[Brief] Every record should be written out exactly, with the pictures left out.

** Start **

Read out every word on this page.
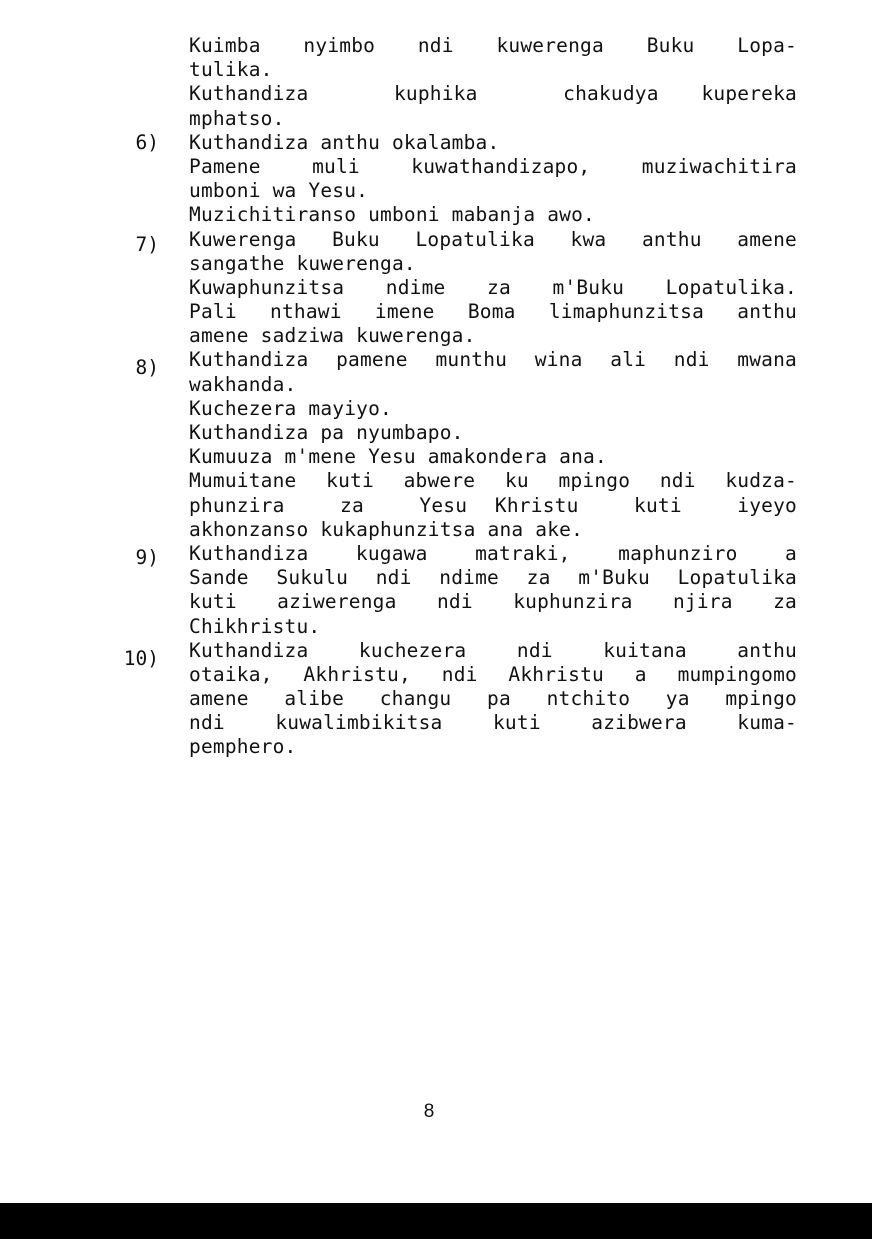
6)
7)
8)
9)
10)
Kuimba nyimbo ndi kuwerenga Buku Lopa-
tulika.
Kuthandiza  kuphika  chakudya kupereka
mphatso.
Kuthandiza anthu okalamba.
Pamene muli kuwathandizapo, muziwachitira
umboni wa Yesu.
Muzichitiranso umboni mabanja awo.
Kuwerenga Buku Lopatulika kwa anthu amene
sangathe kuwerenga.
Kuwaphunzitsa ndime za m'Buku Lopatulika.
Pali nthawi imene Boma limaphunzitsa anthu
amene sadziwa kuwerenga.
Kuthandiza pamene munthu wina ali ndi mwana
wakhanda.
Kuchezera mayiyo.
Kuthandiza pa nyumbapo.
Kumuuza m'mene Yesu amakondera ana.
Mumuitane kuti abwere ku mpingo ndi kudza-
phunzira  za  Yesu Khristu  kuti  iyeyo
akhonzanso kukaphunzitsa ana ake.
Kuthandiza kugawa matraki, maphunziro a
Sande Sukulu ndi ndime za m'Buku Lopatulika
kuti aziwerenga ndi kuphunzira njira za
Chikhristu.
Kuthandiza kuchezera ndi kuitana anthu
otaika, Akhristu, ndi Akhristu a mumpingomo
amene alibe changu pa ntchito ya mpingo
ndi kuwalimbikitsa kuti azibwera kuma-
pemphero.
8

** End **

[Answer for this exercise]
Read out every word on this page.
6)
7)
8)
9)
10)
Kuimba nyimbo ndi kuwerenga Buku Lopa-
tulika.
Kuthandiza  kuphika  chakudya kupereka
mphatso.
Kuthandiza anthu okalamba.
Pamene muli kuwathandizapo, muziwachitira
umboni wa Yesu.
Muzichitiranso umboni mabanja awo.
Kuwerenga Buku Lopatulika kwa anthu amene
sangathe kuwerenga.
Kuwaphunzitsa ndime za m'Buku Lopatulika.
Pali nthawi imene Boma limaphunzitsa anthu
amene sadziwa kuwerenga.
Kuthandiza pamene munthu wina ali ndi mwana
wakhanda.
Kuchezera mayiyo.
Kuthandiza pa nyumbapo.
Kumuuza m'mene Yesu amakondera ana.
Mumuitane kuti abwere ku mpingo ndi kudza-
phunzira  za  Yesu Khristu  kuti  iyeyo
akhonzanso kukaphunzitsa ana ake.
Kuthandiza kugawa matraki, maphunziro a
Sande Sukulu ndi ndime za m'Buku Lopatulika
kuti aziwerenga ndi kuphunzira njira za
Chikhristu.
Kuthandiza kuchezera ndi kuitana anthu
otaika, Akhristu, ndi Akhristu a mumpingomo
amene alibe changu pa ntchito ya mpingo
ndi kuwalimbikitsa kuti azibwera kuma-
pemphero.
8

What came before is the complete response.